# Set exercise
Go through the material below and copy all lines with "support".

# Dataset rows

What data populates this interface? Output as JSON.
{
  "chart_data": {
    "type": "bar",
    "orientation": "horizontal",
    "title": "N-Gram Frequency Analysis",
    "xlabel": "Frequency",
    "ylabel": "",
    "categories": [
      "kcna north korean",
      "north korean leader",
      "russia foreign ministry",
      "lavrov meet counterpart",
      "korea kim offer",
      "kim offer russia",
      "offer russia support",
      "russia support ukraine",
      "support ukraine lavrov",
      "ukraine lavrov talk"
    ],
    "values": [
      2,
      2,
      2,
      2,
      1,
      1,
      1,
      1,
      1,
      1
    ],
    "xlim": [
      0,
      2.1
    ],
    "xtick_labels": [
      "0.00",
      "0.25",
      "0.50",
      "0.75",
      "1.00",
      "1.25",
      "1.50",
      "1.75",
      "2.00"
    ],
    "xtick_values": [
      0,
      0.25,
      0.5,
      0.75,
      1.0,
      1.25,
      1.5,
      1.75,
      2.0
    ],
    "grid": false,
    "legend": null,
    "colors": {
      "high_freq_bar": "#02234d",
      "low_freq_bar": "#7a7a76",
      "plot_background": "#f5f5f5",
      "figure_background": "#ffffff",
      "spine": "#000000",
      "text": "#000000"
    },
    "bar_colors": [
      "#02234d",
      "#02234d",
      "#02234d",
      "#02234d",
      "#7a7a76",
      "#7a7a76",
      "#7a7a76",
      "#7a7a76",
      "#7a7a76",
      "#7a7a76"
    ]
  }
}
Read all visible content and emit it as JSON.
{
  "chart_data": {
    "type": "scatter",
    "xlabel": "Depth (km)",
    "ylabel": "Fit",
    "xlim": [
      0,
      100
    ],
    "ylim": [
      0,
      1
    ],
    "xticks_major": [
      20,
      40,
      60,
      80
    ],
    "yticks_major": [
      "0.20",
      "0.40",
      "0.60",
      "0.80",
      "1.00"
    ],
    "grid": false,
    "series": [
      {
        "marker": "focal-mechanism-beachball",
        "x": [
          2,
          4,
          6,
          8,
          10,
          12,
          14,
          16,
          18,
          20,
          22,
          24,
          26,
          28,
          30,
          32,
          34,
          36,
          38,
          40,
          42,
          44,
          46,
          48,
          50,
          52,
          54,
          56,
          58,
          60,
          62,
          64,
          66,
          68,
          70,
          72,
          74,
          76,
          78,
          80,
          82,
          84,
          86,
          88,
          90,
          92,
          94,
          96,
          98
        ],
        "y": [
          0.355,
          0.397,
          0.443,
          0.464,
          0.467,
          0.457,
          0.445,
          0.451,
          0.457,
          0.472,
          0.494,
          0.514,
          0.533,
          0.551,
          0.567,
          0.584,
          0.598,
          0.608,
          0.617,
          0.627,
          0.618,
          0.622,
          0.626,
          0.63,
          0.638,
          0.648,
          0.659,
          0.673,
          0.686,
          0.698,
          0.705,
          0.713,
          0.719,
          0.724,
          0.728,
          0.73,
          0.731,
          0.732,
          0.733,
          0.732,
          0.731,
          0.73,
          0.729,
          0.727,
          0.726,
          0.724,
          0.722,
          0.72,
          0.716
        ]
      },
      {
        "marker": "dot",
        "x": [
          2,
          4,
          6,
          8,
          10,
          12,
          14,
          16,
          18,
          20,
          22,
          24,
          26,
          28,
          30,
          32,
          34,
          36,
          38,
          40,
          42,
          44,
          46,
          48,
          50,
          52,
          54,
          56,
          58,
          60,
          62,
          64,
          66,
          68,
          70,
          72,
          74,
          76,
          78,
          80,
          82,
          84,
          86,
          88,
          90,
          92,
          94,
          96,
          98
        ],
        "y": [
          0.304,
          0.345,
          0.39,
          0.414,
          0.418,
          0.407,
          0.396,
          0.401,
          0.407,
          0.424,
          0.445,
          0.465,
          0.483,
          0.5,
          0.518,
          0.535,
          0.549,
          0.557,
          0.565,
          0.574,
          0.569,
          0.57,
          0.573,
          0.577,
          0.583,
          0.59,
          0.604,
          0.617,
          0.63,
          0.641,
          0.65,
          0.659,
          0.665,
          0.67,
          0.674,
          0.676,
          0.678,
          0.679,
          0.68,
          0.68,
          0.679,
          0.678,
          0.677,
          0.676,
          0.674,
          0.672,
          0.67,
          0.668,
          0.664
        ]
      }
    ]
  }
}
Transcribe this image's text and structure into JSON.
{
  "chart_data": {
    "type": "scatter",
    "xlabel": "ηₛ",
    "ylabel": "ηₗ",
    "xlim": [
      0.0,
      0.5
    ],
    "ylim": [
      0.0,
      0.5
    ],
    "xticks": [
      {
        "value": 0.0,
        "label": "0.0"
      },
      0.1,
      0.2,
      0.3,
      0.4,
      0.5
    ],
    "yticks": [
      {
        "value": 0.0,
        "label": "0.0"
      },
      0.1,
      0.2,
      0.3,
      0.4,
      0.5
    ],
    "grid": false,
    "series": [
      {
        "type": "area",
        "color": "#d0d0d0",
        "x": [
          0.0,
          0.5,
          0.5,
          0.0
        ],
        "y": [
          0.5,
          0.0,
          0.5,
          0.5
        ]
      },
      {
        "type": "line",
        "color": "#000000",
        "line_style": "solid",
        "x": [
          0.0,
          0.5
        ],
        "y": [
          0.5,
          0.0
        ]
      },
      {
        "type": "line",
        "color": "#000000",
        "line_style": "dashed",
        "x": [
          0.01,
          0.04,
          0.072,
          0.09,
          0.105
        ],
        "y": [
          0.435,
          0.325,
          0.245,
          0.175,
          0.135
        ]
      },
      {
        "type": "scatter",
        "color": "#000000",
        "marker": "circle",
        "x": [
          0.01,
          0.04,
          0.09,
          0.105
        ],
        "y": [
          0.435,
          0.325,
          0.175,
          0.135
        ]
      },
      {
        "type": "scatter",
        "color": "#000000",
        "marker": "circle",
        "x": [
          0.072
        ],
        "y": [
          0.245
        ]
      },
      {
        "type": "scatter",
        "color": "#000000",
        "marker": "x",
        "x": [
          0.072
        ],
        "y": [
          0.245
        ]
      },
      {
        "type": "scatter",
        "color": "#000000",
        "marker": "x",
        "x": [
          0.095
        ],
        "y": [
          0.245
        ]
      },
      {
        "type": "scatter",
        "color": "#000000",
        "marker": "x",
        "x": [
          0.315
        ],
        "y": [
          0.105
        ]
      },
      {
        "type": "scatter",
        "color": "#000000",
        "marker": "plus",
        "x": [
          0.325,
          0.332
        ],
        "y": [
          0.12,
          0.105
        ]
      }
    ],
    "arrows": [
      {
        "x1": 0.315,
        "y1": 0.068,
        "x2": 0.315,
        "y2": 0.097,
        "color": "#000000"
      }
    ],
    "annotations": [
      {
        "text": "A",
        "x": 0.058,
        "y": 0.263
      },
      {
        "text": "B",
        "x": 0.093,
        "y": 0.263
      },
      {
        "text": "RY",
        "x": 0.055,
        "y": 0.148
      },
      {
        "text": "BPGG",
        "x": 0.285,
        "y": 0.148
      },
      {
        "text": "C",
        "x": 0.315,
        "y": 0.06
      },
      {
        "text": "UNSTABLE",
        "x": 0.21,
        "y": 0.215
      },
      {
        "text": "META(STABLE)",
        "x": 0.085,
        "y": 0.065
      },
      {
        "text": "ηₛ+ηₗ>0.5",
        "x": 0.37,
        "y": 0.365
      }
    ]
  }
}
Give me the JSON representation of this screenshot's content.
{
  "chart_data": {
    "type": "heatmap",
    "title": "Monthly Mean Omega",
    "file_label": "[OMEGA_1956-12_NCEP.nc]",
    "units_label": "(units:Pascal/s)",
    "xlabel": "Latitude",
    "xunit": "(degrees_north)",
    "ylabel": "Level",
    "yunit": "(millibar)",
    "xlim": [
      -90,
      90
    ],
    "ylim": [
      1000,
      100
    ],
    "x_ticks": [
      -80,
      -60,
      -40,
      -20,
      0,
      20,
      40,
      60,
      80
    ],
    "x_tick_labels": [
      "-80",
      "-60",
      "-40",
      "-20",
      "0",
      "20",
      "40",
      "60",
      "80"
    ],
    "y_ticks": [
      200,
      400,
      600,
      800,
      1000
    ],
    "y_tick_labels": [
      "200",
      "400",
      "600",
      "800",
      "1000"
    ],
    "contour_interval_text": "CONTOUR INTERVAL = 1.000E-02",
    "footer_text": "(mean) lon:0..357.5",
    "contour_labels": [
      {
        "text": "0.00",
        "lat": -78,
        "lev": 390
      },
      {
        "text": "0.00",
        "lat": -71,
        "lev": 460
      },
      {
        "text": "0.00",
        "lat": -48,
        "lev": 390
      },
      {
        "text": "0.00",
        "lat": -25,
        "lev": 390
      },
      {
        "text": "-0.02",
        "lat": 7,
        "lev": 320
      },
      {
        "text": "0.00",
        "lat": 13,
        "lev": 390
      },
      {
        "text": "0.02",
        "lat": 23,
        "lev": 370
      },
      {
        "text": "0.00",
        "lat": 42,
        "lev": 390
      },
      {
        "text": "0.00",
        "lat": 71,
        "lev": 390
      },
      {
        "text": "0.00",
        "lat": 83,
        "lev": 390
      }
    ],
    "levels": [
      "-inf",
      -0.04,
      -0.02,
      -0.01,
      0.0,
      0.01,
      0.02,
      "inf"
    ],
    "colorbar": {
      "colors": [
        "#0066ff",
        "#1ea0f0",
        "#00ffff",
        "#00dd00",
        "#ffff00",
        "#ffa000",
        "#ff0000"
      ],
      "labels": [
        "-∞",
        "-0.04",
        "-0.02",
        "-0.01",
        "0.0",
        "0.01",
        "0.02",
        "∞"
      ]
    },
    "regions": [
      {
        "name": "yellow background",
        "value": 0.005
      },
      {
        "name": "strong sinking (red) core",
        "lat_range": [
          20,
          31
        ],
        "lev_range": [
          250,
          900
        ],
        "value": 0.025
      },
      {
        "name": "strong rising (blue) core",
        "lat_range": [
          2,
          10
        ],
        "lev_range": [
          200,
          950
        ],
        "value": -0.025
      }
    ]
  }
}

# Completed task
      "offer russia support",
      "russia support ukraine",
      "support ukraine lavrov",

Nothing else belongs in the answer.